[Supplied data]:
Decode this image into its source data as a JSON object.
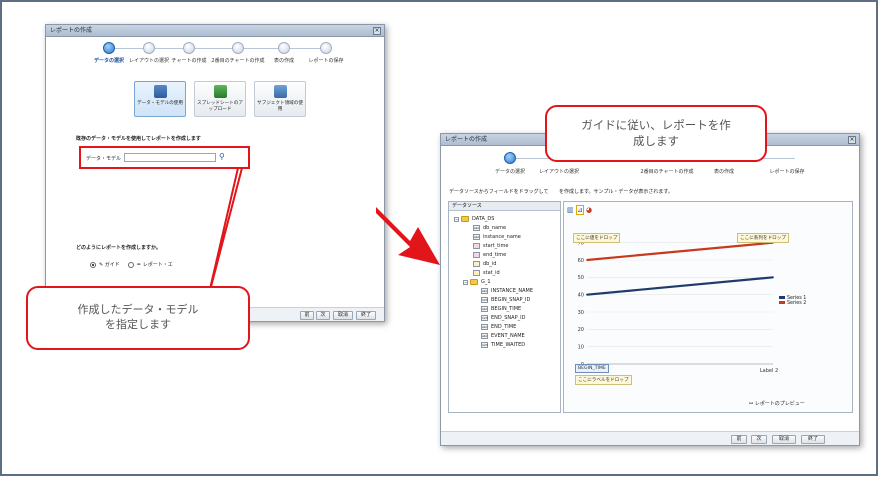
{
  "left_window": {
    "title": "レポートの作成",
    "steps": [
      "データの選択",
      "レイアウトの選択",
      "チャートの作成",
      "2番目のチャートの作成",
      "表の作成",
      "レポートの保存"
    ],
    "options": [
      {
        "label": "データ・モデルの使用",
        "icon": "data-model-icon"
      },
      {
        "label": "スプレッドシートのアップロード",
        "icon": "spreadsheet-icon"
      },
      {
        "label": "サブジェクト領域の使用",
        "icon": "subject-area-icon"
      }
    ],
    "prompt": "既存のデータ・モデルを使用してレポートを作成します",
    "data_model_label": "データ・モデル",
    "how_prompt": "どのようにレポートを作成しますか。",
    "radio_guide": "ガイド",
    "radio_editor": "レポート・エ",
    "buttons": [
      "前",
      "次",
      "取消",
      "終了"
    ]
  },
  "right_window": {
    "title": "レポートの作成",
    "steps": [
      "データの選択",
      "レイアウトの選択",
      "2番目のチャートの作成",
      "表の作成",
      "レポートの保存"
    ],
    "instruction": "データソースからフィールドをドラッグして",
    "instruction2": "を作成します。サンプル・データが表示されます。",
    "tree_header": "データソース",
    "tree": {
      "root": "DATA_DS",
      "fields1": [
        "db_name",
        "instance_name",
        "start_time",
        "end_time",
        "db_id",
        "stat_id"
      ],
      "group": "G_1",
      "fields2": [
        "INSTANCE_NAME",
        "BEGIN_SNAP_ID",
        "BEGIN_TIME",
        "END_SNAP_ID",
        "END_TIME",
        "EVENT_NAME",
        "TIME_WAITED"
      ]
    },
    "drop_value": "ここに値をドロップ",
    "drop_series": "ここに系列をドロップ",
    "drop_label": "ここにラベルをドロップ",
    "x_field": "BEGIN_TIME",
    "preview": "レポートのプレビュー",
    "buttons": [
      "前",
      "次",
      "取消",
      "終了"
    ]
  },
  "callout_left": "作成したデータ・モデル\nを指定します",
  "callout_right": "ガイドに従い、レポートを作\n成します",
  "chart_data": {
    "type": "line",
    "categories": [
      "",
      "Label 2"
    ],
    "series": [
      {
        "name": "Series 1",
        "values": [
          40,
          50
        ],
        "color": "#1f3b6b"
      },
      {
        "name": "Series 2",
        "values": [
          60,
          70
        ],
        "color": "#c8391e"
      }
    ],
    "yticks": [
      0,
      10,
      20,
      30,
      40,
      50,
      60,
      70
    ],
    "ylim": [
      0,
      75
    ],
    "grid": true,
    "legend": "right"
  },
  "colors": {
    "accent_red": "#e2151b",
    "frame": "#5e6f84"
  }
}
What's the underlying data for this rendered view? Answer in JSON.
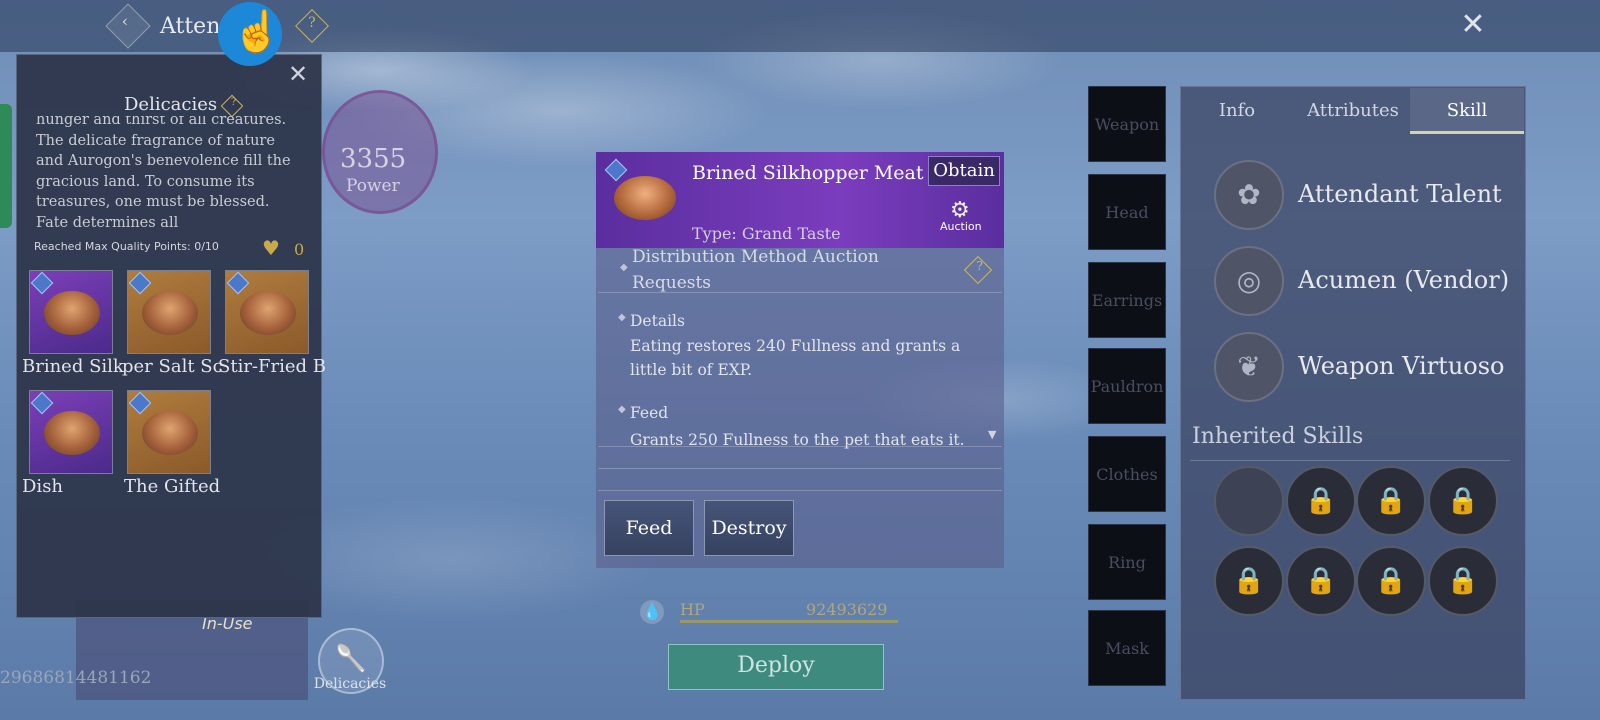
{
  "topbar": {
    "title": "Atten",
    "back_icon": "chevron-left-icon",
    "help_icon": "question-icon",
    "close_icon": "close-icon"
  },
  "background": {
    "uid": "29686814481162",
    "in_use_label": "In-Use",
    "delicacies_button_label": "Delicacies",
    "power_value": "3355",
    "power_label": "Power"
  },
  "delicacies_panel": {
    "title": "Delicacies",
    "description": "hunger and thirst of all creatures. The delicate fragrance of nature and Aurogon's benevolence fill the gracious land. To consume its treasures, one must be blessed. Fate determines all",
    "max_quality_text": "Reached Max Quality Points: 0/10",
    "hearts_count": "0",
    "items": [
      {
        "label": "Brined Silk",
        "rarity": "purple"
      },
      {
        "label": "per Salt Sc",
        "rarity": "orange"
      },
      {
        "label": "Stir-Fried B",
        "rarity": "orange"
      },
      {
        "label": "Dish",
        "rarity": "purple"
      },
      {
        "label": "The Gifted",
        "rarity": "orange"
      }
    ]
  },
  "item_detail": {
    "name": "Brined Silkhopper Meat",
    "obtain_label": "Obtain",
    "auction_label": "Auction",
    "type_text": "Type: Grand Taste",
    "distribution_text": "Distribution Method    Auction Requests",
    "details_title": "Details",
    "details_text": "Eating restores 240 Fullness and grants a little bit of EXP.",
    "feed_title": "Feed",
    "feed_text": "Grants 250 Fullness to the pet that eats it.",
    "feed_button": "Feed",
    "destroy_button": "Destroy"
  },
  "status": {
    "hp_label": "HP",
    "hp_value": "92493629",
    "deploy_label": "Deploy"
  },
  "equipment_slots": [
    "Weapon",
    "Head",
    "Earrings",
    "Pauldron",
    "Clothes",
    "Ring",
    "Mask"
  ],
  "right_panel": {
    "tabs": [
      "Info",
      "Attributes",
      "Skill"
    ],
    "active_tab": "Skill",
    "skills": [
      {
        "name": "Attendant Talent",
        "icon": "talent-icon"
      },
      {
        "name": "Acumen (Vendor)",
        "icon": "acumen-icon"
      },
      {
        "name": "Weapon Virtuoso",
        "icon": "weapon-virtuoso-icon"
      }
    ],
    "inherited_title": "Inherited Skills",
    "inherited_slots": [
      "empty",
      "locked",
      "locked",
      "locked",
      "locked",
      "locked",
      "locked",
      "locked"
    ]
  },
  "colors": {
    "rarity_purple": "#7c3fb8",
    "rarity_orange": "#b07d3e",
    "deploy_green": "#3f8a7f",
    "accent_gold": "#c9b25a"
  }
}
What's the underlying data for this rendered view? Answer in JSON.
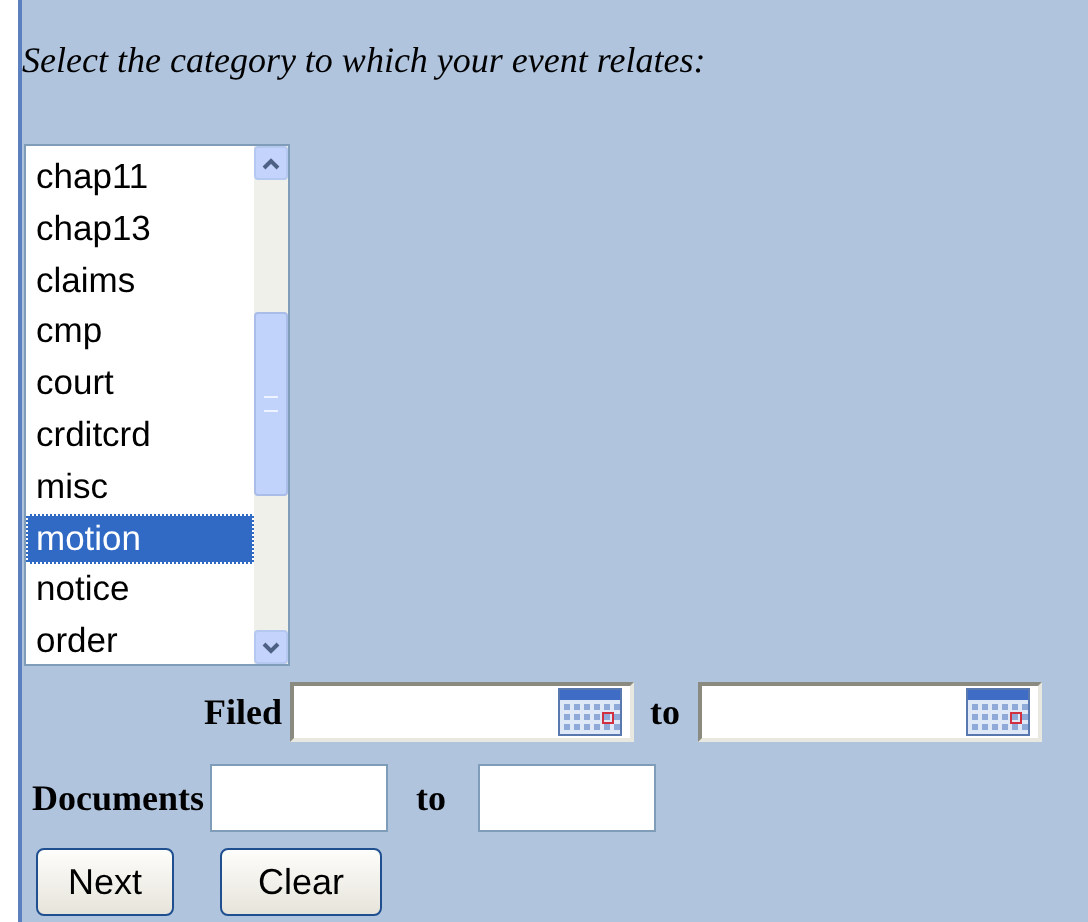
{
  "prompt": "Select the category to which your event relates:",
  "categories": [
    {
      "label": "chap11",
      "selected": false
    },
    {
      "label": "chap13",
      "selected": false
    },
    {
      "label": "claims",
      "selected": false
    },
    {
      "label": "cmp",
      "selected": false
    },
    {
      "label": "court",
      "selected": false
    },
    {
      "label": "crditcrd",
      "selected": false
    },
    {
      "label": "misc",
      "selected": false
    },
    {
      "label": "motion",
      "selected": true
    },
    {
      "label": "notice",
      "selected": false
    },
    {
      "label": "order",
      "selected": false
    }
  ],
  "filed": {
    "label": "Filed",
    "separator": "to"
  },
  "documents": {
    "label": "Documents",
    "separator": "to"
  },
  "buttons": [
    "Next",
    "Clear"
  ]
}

[Task requirements]:
Omit the pictures, and quote the material above exactly as given.

[Output for this task]:
Decode this image into its source data as a JSON object.
{
  "left_window": {
    "title": "レポートの作成",
    "steps": [
      "データの選択",
      "レイアウトの選択",
      "チャートの作成",
      "2番目のチャートの作成",
      "表の作成",
      "レポートの保存"
    ],
    "options": [
      {
        "label": "データ・モデルの使用",
        "icon": "data-model-icon"
      },
      {
        "label": "スプレッドシートのアップロード",
        "icon": "spreadsheet-icon"
      },
      {
        "label": "サブジェクト領域の使用",
        "icon": "subject-area-icon"
      }
    ],
    "prompt": "既存のデータ・モデルを使用してレポートを作成します",
    "data_model_label": "データ・モデル",
    "how_prompt": "どのようにレポートを作成しますか。",
    "radio_guide": "ガイド",
    "radio_editor": "レポート・エ",
    "buttons": [
      "前",
      "次",
      "取消",
      "終了"
    ]
  },
  "right_window": {
    "title": "レポートの作成",
    "steps": [
      "データの選択",
      "レイアウトの選択",
      "2番目のチャートの作成",
      "表の作成",
      "レポートの保存"
    ],
    "instruction": "データソースからフィールドをドラッグして",
    "instruction2": "を作成します。サンプル・データが表示されます。",
    "tree_header": "データソース",
    "tree": {
      "root": "DATA_DS",
      "fields1": [
        "db_name",
        "instance_name",
        "start_time",
        "end_time",
        "db_id",
        "stat_id"
      ],
      "group": "G_1",
      "fields2": [
        "INSTANCE_NAME",
        "BEGIN_SNAP_ID",
        "BEGIN_TIME",
        "END_SNAP_ID",
        "END_TIME",
        "EVENT_NAME",
        "TIME_WAITED"
      ]
    },
    "drop_value": "ここに値をドロップ",
    "drop_series": "ここに系列をドロップ",
    "drop_label": "ここにラベルをドロップ",
    "x_field": "BEGIN_TIME",
    "preview": "レポートのプレビュー",
    "buttons": [
      "前",
      "次",
      "取消",
      "終了"
    ]
  },
  "callout_left": "作成したデータ・モデル\nを指定します",
  "callout_right": "ガイドに従い、レポートを作\n成します",
  "chart_data": {
    "type": "line",
    "categories": [
      "",
      "Label 2"
    ],
    "series": [
      {
        "name": "Series 1",
        "values": [
          40,
          50
        ],
        "color": "#1f3b6b"
      },
      {
        "name": "Series 2",
        "values": [
          60,
          70
        ],
        "color": "#c8391e"
      }
    ],
    "yticks": [
      0,
      10,
      20,
      30,
      40,
      50,
      60,
      70
    ],
    "ylim": [
      0,
      75
    ],
    "grid": true,
    "legend": "right"
  },
  "colors": {
    "accent_red": "#e2151b",
    "frame": "#5e6f84"
  }
}
What's the underlying data for this rendered view? Answer in JSON.
{
  "topbar": {
    "title": "Atten",
    "back_icon": "chevron-left-icon",
    "help_icon": "question-icon",
    "close_icon": "close-icon"
  },
  "background": {
    "uid": "29686814481162",
    "in_use_label": "In-Use",
    "delicacies_button_label": "Delicacies",
    "power_value": "3355",
    "power_label": "Power"
  },
  "delicacies_panel": {
    "title": "Delicacies",
    "description": "hunger and thirst of all creatures. The delicate fragrance of nature and Aurogon's benevolence fill the gracious land. To consume its treasures, one must be blessed. Fate determines all",
    "max_quality_text": "Reached Max Quality Points: 0/10",
    "hearts_count": "0",
    "items": [
      {
        "label": "Brined Silk",
        "rarity": "purple"
      },
      {
        "label": "per Salt Sc",
        "rarity": "orange"
      },
      {
        "label": "Stir-Fried B",
        "rarity": "orange"
      },
      {
        "label": "Dish",
        "rarity": "purple"
      },
      {
        "label": "The Gifted",
        "rarity": "orange"
      }
    ]
  },
  "item_detail": {
    "name": "Brined Silkhopper Meat",
    "obtain_label": "Obtain",
    "auction_label": "Auction",
    "type_text": "Type: Grand Taste",
    "distribution_text": "Distribution Method    Auction Requests",
    "details_title": "Details",
    "details_text": "Eating restores 240 Fullness and grants a little bit of EXP.",
    "feed_title": "Feed",
    "feed_text": "Grants 250 Fullness to the pet that eats it.",
    "feed_button": "Feed",
    "destroy_button": "Destroy"
  },
  "status": {
    "hp_label": "HP",
    "hp_value": "92493629",
    "deploy_label": "Deploy"
  },
  "equipment_slots": [
    "Weapon",
    "Head",
    "Earrings",
    "Pauldron",
    "Clothes",
    "Ring",
    "Mask"
  ],
  "right_panel": {
    "tabs": [
      "Info",
      "Attributes",
      "Skill"
    ],
    "active_tab": "Skill",
    "skills": [
      {
        "name": "Attendant Talent",
        "icon": "talent-icon"
      },
      {
        "name": "Acumen (Vendor)",
        "icon": "acumen-icon"
      },
      {
        "name": "Weapon Virtuoso",
        "icon": "weapon-virtuoso-icon"
      }
    ],
    "inherited_title": "Inherited Skills",
    "inherited_slots": [
      "empty",
      "locked",
      "locked",
      "locked",
      "locked",
      "locked",
      "locked",
      "locked"
    ]
  },
  "colors": {
    "rarity_purple": "#7c3fb8",
    "rarity_orange": "#b07d3e",
    "deploy_green": "#3f8a7f",
    "accent_gold": "#c9b25a"
  }
}
What's the underlying data for this rendered view? Answer in JSON.
{
  "prompt": "Select the category to which your event relates:",
  "categories": [
    {
      "label": "chap11",
      "selected": false
    },
    {
      "label": "chap13",
      "selected": false
    },
    {
      "label": "claims",
      "selected": false
    },
    {
      "label": "cmp",
      "selected": false
    },
    {
      "label": "court",
      "selected": false
    },
    {
      "label": "crditcrd",
      "selected": false
    },
    {
      "label": "misc",
      "selected": false
    },
    {
      "label": "motion",
      "selected": true
    },
    {
      "label": "notice",
      "selected": false
    },
    {
      "label": "order",
      "selected": false
    }
  ],
  "filed": {
    "label": "Filed",
    "separator": "to"
  },
  "documents": {
    "label": "Documents",
    "separator": "to"
  },
  "buttons": [
    "Next",
    "Clear"
  ]
}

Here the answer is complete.